Your objective:
Your answer should be only a number: how many lines include the word "title".
--- START ---
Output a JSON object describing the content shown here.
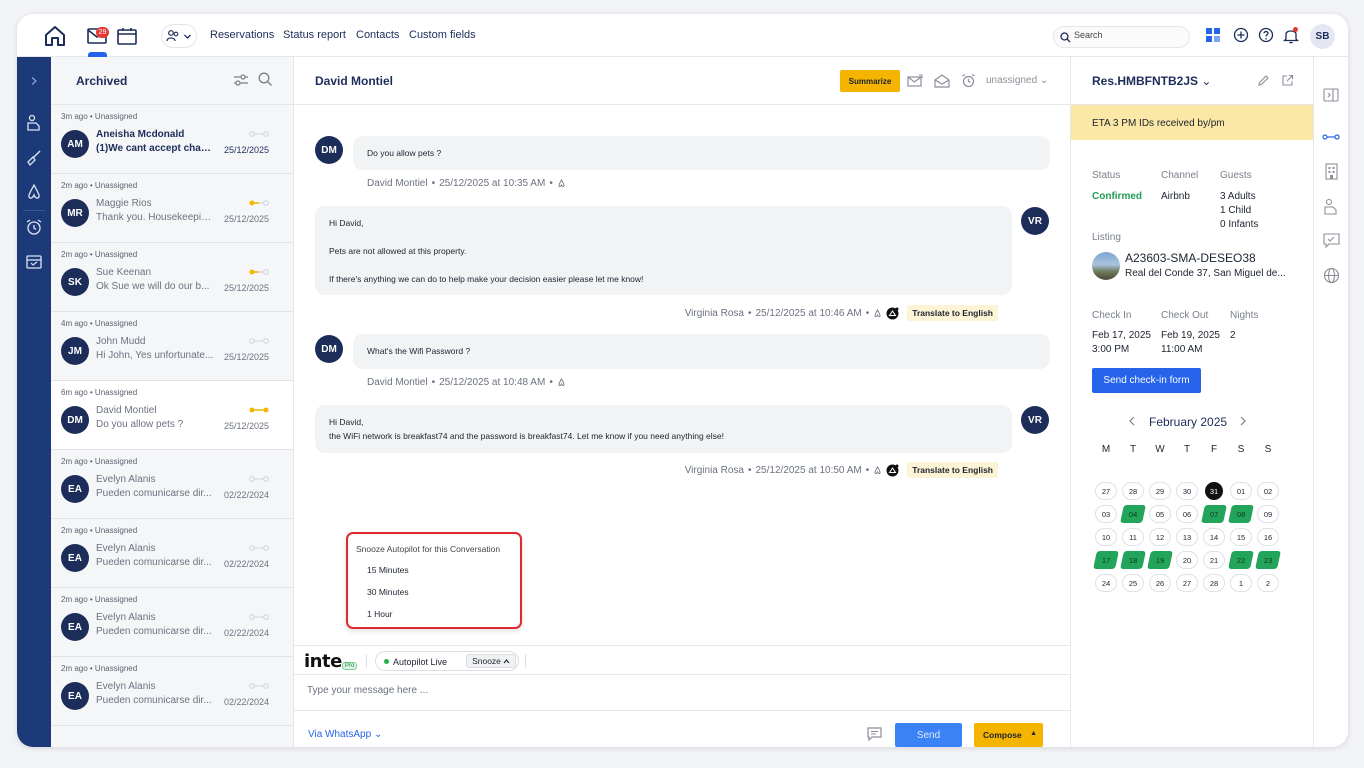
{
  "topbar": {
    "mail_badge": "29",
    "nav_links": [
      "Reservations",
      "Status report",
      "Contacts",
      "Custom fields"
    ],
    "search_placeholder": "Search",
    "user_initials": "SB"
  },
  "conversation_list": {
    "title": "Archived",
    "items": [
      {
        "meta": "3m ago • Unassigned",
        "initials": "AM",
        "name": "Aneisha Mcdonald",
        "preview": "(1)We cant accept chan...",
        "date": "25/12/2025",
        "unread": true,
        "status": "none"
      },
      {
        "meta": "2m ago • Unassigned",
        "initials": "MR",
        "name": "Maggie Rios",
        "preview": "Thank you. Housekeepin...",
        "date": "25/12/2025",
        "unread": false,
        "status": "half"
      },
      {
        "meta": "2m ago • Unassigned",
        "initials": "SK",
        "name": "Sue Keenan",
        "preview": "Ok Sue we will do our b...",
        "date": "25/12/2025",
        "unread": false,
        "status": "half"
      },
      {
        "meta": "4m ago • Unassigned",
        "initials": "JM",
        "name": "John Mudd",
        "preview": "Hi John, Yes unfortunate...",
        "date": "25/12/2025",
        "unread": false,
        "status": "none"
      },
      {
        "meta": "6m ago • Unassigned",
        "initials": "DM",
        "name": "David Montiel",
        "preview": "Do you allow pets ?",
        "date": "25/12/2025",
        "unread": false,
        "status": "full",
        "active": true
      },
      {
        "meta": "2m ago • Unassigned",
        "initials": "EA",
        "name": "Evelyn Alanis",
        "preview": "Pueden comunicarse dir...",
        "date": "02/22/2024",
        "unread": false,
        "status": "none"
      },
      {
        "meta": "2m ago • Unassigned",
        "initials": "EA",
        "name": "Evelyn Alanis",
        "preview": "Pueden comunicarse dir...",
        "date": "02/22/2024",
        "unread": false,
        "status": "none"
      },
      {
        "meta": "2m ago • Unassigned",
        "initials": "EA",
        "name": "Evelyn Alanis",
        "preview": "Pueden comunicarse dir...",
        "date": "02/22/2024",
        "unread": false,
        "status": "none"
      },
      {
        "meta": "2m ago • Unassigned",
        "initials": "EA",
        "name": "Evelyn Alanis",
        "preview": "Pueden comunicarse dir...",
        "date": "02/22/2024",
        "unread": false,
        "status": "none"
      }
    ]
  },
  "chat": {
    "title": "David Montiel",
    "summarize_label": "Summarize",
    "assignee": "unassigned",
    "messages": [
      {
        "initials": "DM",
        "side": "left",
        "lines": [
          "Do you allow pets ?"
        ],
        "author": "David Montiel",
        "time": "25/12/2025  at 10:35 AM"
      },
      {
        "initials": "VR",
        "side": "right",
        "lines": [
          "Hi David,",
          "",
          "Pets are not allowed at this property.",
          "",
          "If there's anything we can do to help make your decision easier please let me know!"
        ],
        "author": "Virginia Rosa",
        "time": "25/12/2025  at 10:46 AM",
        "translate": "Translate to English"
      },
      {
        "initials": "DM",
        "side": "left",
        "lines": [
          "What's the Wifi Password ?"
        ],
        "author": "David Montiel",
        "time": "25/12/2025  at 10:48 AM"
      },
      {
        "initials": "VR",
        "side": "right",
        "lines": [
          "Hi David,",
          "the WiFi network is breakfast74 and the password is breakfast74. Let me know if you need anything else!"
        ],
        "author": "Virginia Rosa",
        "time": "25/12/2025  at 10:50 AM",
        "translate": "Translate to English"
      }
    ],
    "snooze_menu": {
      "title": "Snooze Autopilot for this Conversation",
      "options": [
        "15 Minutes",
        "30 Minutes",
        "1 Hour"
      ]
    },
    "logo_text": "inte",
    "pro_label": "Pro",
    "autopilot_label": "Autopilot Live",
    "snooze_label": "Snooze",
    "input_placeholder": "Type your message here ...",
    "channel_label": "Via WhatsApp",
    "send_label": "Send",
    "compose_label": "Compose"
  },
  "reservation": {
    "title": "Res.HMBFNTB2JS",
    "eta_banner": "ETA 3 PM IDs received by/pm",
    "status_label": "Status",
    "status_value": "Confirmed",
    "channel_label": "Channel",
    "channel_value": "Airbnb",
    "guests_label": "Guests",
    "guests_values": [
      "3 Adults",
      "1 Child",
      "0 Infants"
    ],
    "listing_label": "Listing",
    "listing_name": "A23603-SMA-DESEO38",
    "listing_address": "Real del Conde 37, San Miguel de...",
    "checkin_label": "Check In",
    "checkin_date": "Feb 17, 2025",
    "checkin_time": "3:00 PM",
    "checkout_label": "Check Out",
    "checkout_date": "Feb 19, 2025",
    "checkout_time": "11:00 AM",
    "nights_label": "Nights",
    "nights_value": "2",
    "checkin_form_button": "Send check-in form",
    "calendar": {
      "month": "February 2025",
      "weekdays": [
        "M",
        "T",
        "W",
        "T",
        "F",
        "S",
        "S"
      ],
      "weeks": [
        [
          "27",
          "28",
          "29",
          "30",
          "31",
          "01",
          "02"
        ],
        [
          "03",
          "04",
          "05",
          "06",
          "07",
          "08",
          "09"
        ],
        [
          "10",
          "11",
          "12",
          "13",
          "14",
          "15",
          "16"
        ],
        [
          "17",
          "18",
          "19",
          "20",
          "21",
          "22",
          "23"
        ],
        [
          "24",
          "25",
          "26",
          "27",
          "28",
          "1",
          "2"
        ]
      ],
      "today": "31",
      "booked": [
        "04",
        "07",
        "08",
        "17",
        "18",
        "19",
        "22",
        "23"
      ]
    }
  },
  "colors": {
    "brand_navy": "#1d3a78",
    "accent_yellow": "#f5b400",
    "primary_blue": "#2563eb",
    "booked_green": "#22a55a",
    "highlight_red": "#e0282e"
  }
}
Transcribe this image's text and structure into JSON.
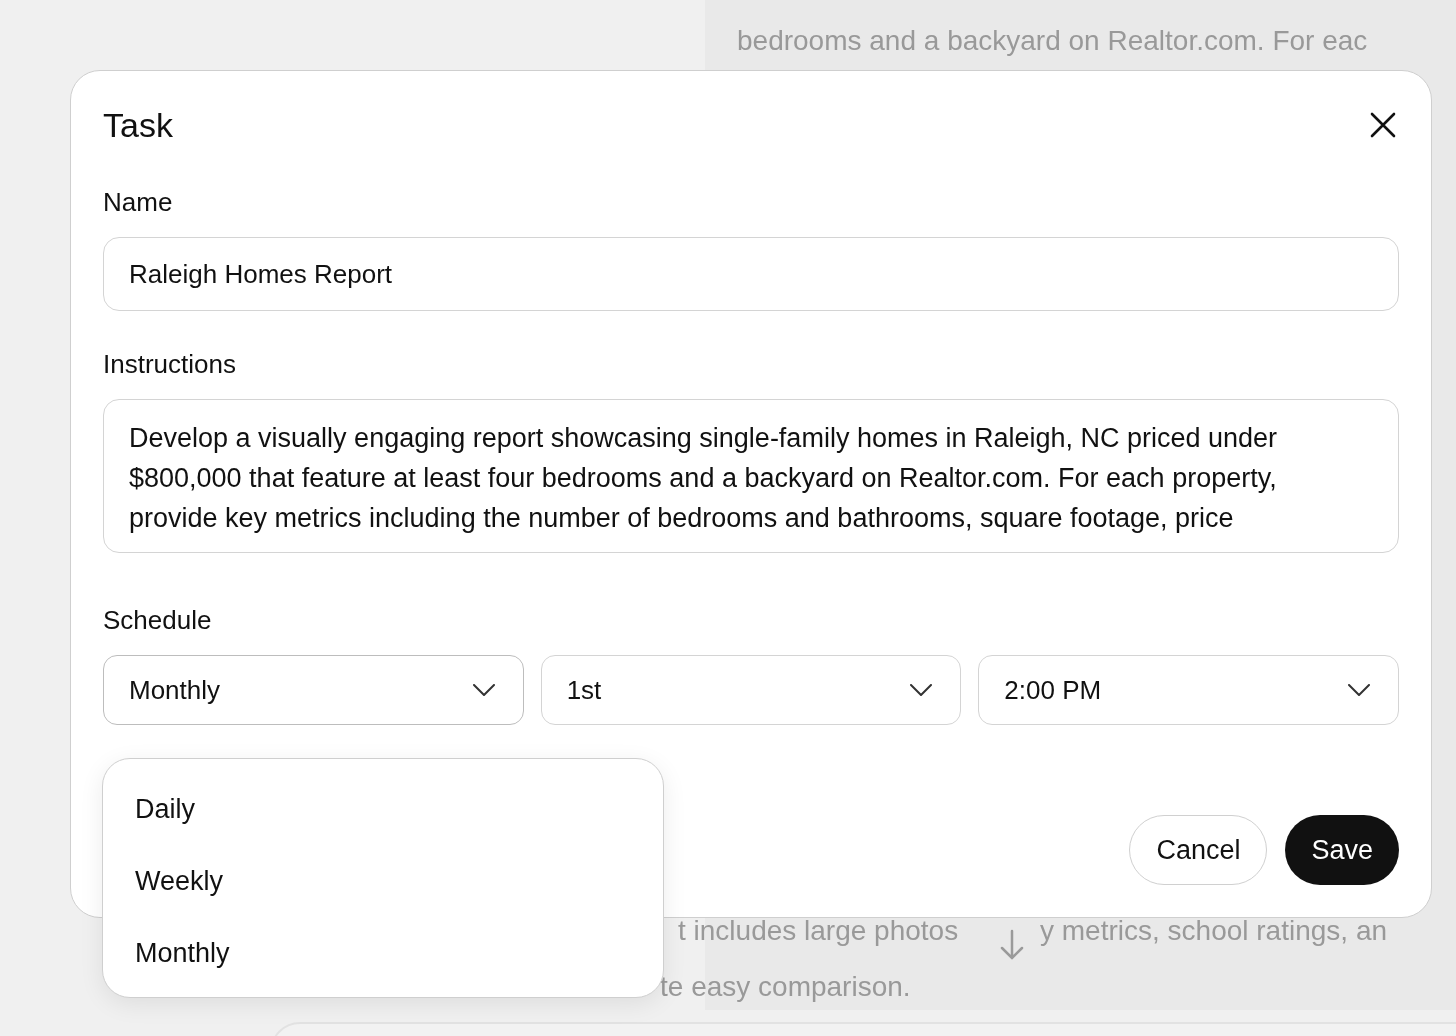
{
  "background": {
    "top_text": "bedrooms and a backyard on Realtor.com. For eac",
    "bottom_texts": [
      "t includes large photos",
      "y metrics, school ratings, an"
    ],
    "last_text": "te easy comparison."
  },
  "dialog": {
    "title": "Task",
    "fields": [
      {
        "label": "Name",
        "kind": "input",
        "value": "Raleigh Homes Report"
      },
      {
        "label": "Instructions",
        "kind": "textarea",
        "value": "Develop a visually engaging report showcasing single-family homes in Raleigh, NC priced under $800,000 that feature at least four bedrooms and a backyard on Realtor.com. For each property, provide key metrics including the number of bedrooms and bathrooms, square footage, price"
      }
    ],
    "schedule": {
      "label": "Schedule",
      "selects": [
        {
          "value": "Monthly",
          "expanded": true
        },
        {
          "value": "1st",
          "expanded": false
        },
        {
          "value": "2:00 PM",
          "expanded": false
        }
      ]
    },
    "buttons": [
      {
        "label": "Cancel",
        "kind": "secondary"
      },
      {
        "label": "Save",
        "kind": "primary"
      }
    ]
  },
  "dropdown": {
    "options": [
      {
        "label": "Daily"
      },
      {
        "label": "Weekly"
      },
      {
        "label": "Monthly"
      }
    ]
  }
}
--- END ---
Final result:
5